__What is required__. Reproduce every line of the records below word for word, leaving out the pictures.

--- Begin Input ---

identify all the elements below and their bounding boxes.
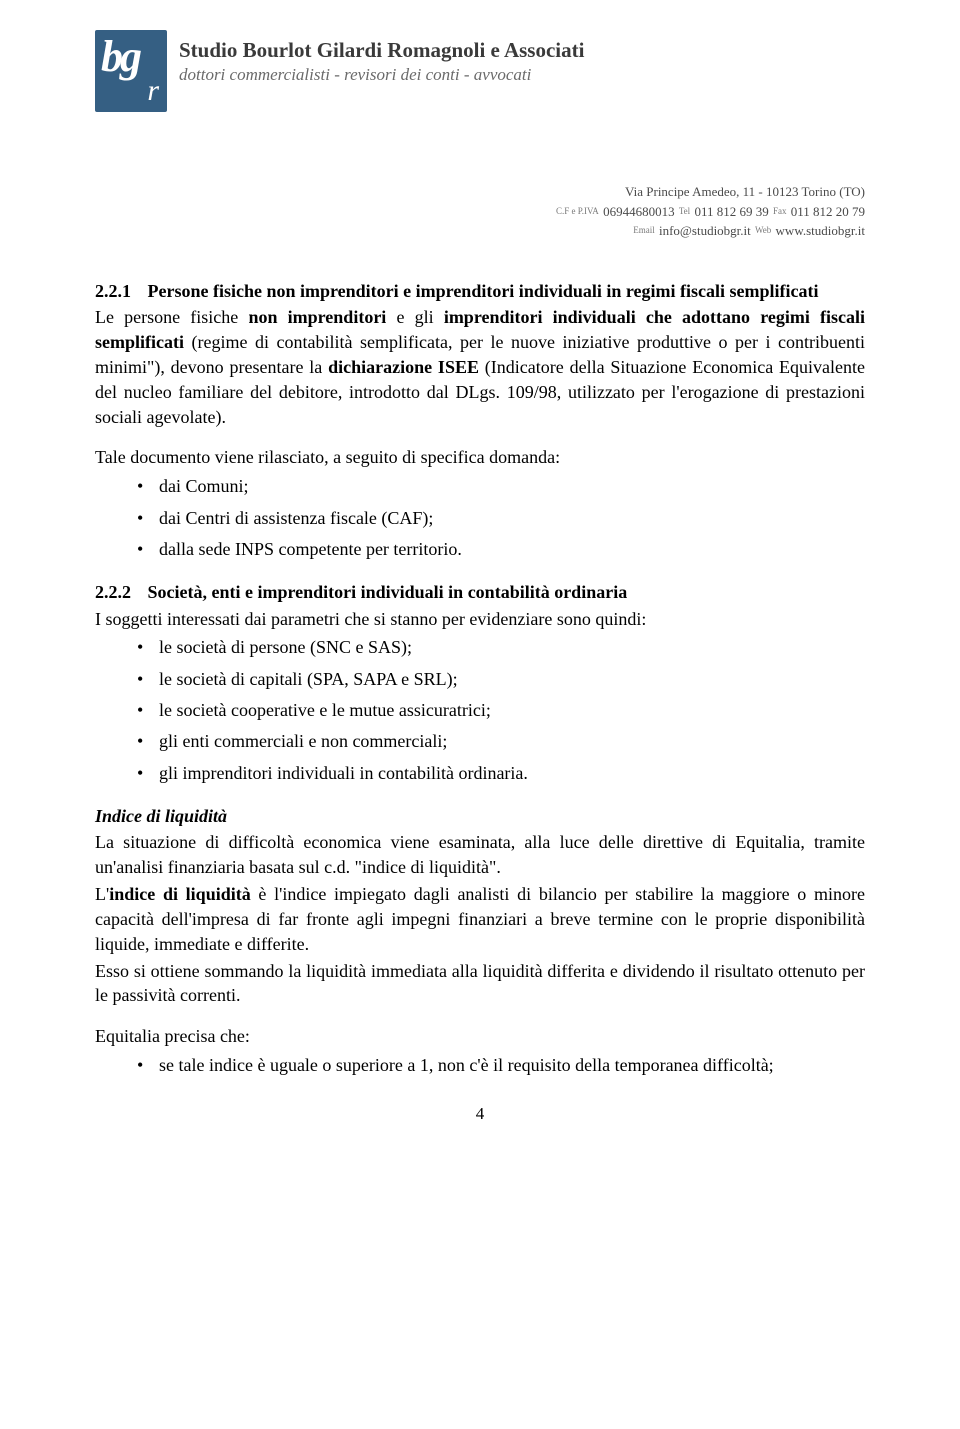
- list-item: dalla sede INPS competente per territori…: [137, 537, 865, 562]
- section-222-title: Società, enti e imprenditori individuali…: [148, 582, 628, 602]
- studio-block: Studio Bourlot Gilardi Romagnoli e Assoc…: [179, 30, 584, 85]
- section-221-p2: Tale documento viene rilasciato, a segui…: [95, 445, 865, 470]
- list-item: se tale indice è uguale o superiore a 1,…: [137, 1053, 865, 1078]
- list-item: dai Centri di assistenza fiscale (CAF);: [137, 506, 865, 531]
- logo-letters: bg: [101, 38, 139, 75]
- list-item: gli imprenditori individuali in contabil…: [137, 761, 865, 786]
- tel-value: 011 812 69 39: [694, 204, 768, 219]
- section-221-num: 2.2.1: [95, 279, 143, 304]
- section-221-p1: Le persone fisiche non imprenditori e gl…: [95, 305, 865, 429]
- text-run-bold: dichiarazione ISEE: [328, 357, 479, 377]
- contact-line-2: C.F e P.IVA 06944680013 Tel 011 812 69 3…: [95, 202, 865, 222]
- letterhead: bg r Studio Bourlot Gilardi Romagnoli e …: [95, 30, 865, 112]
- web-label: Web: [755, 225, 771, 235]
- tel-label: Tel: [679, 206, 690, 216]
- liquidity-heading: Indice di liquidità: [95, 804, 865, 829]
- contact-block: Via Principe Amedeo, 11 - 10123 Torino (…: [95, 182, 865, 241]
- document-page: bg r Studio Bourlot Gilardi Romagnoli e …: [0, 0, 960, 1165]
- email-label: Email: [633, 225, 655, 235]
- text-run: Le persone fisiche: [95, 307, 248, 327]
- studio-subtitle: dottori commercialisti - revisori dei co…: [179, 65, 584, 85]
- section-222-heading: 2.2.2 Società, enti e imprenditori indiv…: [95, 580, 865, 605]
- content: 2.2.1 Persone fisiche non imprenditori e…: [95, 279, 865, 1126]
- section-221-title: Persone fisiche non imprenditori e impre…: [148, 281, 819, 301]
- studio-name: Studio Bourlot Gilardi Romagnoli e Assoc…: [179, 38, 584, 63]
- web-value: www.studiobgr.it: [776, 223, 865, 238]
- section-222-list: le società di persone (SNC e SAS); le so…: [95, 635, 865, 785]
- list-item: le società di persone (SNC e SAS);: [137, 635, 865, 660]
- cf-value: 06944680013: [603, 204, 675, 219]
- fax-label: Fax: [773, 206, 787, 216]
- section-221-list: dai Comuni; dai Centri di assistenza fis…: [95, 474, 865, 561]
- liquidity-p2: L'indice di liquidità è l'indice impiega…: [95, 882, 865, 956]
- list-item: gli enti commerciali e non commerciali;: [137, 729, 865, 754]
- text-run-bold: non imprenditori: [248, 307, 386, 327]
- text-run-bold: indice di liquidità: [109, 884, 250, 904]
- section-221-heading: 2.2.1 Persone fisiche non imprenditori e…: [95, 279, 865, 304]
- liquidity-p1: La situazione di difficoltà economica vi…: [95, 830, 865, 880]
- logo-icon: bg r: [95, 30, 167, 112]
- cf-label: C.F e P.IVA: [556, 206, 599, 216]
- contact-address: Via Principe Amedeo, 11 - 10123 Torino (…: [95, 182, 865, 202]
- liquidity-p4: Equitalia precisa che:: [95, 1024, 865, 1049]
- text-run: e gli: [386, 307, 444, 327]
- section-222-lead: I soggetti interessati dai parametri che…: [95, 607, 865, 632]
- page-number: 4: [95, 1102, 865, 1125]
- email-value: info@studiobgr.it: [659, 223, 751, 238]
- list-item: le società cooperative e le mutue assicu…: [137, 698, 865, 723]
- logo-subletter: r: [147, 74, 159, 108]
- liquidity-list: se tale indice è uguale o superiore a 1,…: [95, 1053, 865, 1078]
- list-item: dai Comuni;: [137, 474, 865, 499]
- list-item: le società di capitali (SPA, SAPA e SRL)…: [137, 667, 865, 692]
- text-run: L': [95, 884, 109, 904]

--- End Input ---

__Completed exercise__.
identify all the elements below and their bounding boxes.
- list-item: dalla sede INPS competente per territori…: [137, 537, 865, 562]
- section-222-title: Società, enti e imprenditori individuali…: [148, 582, 628, 602]
- studio-block: Studio Bourlot Gilardi Romagnoli e Assoc…: [179, 30, 584, 85]
- section-221-p2: Tale documento viene rilasciato, a segui…: [95, 445, 865, 470]
- list-item: se tale indice è uguale o superiore a 1,…: [137, 1053, 865, 1078]
- list-item: dai Centri di assistenza fiscale (CAF);: [137, 506, 865, 531]
- logo-letters: bg: [101, 38, 139, 75]
- list-item: gli imprenditori individuali in contabil…: [137, 761, 865, 786]
- tel-value: 011 812 69 39: [694, 204, 768, 219]
- section-221-num: 2.2.1: [95, 279, 143, 304]
- section-221-p1: Le persone fisiche non imprenditori e gl…: [95, 305, 865, 429]
- text-run-bold: dichiarazione ISEE: [328, 357, 479, 377]
- contact-line-2: C.F e P.IVA 06944680013 Tel 011 812 69 3…: [95, 202, 865, 222]
- letterhead: bg r Studio Bourlot Gilardi Romagnoli e …: [95, 30, 865, 112]
- web-label: Web: [755, 225, 771, 235]
- tel-label: Tel: [679, 206, 690, 216]
- liquidity-heading: Indice di liquidità: [95, 804, 865, 829]
- contact-block: Via Principe Amedeo, 11 - 10123 Torino (…: [95, 182, 865, 241]
- document-page: bg r Studio Bourlot Gilardi Romagnoli e …: [0, 0, 960, 1165]
- email-label: Email: [633, 225, 655, 235]
- text-run: Le persone fisiche: [95, 307, 248, 327]
- studio-subtitle: dottori commercialisti - revisori dei co…: [179, 65, 584, 85]
- section-222-heading: 2.2.2 Società, enti e imprenditori indiv…: [95, 580, 865, 605]
- content: 2.2.1 Persone fisiche non imprenditori e…: [95, 279, 865, 1126]
- section-221-title: Persone fisiche non imprenditori e impre…: [148, 281, 819, 301]
- studio-name: Studio Bourlot Gilardi Romagnoli e Assoc…: [179, 38, 584, 63]
- web-value: www.studiobgr.it: [776, 223, 865, 238]
- section-222-list: le società di persone (SNC e SAS); le so…: [95, 635, 865, 785]
- list-item: le società di persone (SNC e SAS);: [137, 635, 865, 660]
- cf-value: 06944680013: [603, 204, 675, 219]
- fax-label: Fax: [773, 206, 787, 216]
- section-221-list: dai Comuni; dai Centri di assistenza fis…: [95, 474, 865, 561]
- liquidity-p2: L'indice di liquidità è l'indice impiega…: [95, 882, 865, 956]
- list-item: gli enti commerciali e non commerciali;: [137, 729, 865, 754]
- text-run-bold: non imprenditori: [248, 307, 386, 327]
- text-run-bold: indice di liquidità: [109, 884, 250, 904]
- section-221-heading: 2.2.1 Persone fisiche non imprenditori e…: [95, 279, 865, 304]
- liquidity-p1: La situazione di difficoltà economica vi…: [95, 830, 865, 880]
- logo-icon: bg r: [95, 30, 167, 112]
- cf-label: C.F e P.IVA: [556, 206, 599, 216]
- contact-address: Via Principe Amedeo, 11 - 10123 Torino (…: [95, 182, 865, 202]
- liquidity-p4: Equitalia precisa che:: [95, 1024, 865, 1049]
- text-run: e gli: [386, 307, 444, 327]
- section-222-lead: I soggetti interessati dai parametri che…: [95, 607, 865, 632]
- page-number: 4: [95, 1102, 865, 1125]
- email-value: info@studiobgr.it: [659, 223, 751, 238]
- list-item: le società cooperative e le mutue assicu…: [137, 698, 865, 723]
- logo-subletter: r: [147, 74, 159, 108]
- liquidity-list: se tale indice è uguale o superiore a 1,…: [95, 1053, 865, 1078]
- list-item: dai Comuni;: [137, 474, 865, 499]
- list-item: le società di capitali (SPA, SAPA e SRL)…: [137, 667, 865, 692]
- text-run: L': [95, 884, 109, 904]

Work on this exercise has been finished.